EXERCISE TASK >> From the listing below, select every line where the word "this" appears.

(Figure data in JSON)
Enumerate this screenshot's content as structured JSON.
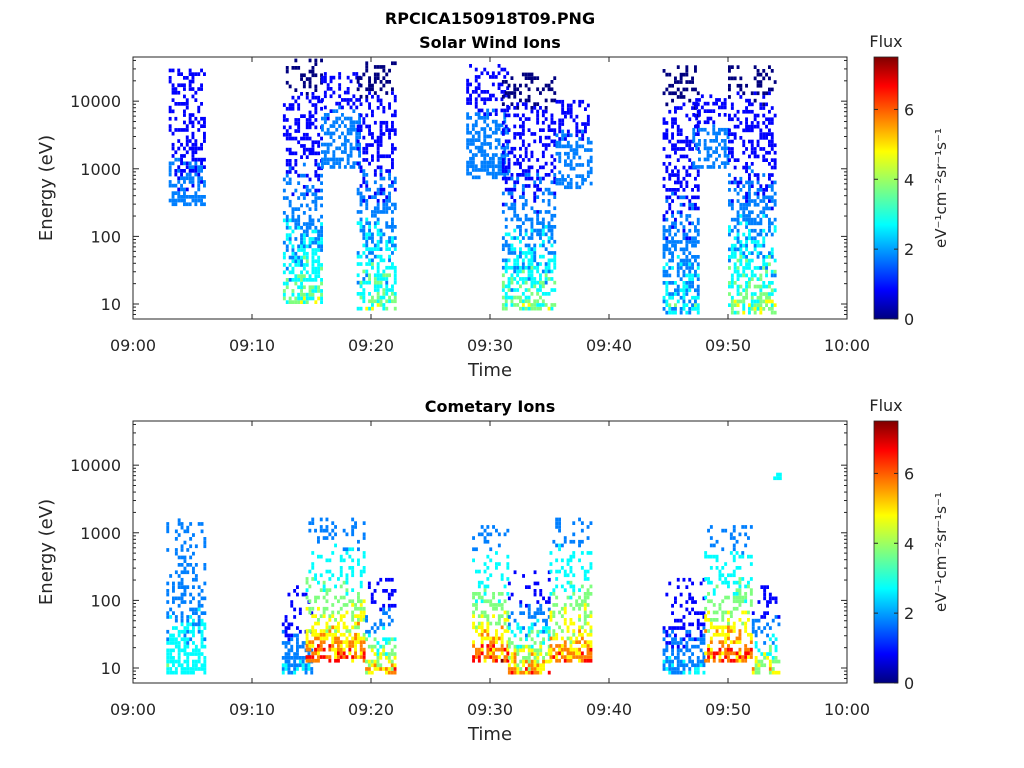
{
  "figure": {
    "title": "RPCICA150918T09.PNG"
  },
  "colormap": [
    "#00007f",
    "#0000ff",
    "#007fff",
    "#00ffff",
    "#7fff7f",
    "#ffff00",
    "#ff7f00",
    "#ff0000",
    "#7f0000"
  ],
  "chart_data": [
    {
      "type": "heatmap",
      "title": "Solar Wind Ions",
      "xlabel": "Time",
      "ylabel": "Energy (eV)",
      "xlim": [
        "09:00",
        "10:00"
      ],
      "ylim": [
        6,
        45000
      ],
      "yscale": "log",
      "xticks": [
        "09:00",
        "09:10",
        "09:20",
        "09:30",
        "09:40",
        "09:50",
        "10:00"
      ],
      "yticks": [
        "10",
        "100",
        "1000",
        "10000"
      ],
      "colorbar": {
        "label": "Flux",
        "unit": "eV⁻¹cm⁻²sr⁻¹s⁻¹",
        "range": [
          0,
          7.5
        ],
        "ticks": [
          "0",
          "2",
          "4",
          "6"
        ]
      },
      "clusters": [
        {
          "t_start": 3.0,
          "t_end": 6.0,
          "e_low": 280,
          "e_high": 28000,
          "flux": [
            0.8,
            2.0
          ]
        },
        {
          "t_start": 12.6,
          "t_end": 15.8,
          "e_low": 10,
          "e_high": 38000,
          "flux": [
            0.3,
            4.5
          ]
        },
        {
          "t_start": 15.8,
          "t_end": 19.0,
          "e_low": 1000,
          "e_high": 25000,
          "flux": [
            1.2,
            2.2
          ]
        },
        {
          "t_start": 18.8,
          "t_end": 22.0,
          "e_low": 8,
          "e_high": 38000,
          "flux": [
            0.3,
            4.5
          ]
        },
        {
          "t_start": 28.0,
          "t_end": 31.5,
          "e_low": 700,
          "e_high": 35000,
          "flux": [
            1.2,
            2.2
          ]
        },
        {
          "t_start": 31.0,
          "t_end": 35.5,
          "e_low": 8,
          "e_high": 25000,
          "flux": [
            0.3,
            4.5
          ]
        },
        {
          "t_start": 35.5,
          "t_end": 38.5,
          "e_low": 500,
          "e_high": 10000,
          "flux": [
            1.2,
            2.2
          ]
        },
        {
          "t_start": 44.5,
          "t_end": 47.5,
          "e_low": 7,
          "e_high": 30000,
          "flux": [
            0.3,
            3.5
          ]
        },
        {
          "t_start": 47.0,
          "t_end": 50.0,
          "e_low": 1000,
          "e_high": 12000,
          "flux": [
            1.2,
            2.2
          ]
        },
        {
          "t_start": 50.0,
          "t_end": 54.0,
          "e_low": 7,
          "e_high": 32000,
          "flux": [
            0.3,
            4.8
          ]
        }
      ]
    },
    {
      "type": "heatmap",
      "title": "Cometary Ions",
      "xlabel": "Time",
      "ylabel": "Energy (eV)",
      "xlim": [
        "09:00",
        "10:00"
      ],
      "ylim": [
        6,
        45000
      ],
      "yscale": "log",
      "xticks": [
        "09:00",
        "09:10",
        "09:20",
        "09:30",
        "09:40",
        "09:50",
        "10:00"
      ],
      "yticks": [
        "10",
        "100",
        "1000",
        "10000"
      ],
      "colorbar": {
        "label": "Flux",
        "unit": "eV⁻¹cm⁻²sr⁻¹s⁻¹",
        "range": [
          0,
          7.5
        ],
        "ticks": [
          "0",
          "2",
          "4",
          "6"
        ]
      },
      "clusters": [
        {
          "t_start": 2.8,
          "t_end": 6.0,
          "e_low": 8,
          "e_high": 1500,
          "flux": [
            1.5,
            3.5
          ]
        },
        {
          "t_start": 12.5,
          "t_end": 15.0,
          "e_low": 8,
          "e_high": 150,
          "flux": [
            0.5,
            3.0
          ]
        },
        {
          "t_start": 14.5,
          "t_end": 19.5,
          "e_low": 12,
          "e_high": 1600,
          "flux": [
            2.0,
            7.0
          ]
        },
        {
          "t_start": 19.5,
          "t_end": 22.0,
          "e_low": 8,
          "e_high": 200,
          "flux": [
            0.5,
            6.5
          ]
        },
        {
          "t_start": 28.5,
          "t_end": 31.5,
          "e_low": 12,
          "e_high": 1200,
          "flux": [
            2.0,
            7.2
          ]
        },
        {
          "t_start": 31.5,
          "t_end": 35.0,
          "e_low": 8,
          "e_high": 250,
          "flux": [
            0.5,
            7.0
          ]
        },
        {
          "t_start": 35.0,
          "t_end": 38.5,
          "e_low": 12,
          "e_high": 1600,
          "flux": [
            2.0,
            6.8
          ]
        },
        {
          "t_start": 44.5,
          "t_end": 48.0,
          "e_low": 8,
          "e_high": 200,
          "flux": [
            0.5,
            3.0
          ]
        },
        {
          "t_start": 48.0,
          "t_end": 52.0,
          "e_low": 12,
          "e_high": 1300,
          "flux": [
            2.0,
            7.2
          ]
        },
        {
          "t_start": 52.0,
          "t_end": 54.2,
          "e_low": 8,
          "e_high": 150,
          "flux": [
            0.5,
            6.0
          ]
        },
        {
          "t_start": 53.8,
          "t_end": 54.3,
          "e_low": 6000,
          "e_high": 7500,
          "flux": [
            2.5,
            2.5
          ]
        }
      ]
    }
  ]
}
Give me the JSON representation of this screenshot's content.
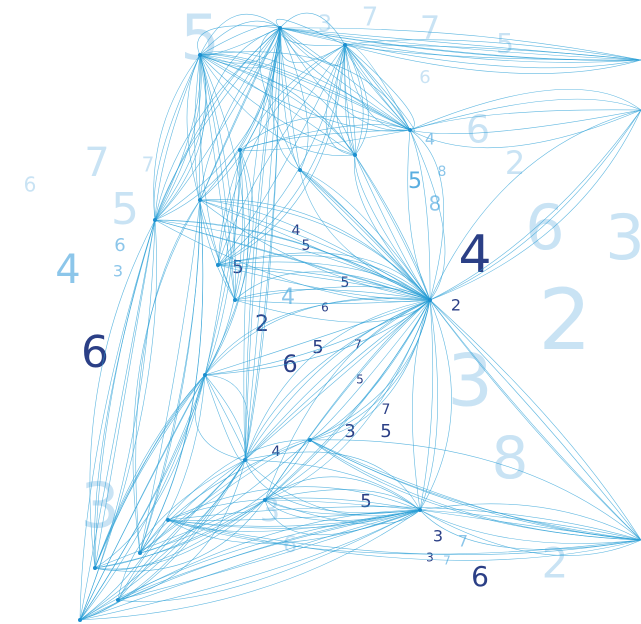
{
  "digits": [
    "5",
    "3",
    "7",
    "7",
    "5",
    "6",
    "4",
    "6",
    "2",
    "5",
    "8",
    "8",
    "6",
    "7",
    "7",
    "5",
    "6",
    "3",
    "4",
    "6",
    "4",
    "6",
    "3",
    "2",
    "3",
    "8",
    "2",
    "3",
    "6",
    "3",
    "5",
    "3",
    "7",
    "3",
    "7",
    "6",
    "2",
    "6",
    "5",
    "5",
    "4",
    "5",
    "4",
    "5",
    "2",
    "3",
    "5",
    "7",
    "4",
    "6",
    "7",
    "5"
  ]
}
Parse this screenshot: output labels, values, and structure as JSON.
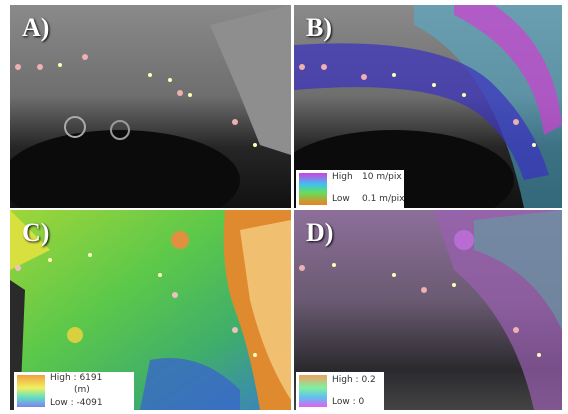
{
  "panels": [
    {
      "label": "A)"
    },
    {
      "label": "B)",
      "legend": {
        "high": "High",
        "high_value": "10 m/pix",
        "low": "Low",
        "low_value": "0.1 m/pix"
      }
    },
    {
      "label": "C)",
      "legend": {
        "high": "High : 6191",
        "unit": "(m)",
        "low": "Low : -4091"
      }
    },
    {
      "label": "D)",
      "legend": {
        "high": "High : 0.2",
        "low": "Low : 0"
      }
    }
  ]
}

THE ANSWER >>
Enumerate this screenshot's content as structured JSON.
Give me the JSON representation of this screenshot's content.
Parse this screenshot: output labels, values, and structure as JSON.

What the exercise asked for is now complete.